(Items from a figure collection)
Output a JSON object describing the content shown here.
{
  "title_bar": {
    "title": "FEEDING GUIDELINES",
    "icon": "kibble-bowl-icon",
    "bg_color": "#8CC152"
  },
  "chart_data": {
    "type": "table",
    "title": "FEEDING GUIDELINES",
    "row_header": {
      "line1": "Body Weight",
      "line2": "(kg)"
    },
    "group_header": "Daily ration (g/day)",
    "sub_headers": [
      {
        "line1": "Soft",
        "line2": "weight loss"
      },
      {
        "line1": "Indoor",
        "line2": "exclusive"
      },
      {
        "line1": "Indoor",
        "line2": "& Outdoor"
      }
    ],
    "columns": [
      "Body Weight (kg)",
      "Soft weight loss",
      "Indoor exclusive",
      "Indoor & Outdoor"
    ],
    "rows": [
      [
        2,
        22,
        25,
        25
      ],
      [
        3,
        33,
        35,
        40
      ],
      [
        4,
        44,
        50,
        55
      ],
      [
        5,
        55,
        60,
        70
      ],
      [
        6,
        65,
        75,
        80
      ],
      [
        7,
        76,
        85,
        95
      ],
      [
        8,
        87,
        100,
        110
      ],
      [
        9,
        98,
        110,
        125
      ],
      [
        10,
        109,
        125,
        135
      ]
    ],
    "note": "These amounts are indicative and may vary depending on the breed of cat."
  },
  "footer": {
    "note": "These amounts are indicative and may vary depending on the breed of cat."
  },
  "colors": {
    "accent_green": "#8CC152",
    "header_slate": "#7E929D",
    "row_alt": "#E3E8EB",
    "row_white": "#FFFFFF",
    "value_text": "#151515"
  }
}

• What to produce:
Extract each entry in full and write it down exactly.

• Response for this exercise:
Output a JSON object describing the content shown here.
{
  "title_bar": {
    "title": "FEEDING GUIDELINES",
    "icon": "kibble-bowl-icon",
    "bg_color": "#8CC152"
  },
  "chart_data": {
    "type": "table",
    "title": "FEEDING GUIDELINES",
    "row_header": {
      "line1": "Body Weight",
      "line2": "(kg)"
    },
    "group_header": "Daily ration (g/day)",
    "sub_headers": [
      {
        "line1": "Soft",
        "line2": "weight loss"
      },
      {
        "line1": "Indoor",
        "line2": "exclusive"
      },
      {
        "line1": "Indoor",
        "line2": "& Outdoor"
      }
    ],
    "columns": [
      "Body Weight (kg)",
      "Soft weight loss",
      "Indoor exclusive",
      "Indoor & Outdoor"
    ],
    "rows": [
      [
        2,
        22,
        25,
        25
      ],
      [
        3,
        33,
        35,
        40
      ],
      [
        4,
        44,
        50,
        55
      ],
      [
        5,
        55,
        60,
        70
      ],
      [
        6,
        65,
        75,
        80
      ],
      [
        7,
        76,
        85,
        95
      ],
      [
        8,
        87,
        100,
        110
      ],
      [
        9,
        98,
        110,
        125
      ],
      [
        10,
        109,
        125,
        135
      ]
    ],
    "note": "These amounts are indicative and may vary depending on the breed of cat."
  },
  "footer": {
    "note": "These amounts are indicative and may vary depending on the breed of cat."
  },
  "colors": {
    "accent_green": "#8CC152",
    "header_slate": "#7E929D",
    "row_alt": "#E3E8EB",
    "row_white": "#FFFFFF",
    "value_text": "#151515"
  }
}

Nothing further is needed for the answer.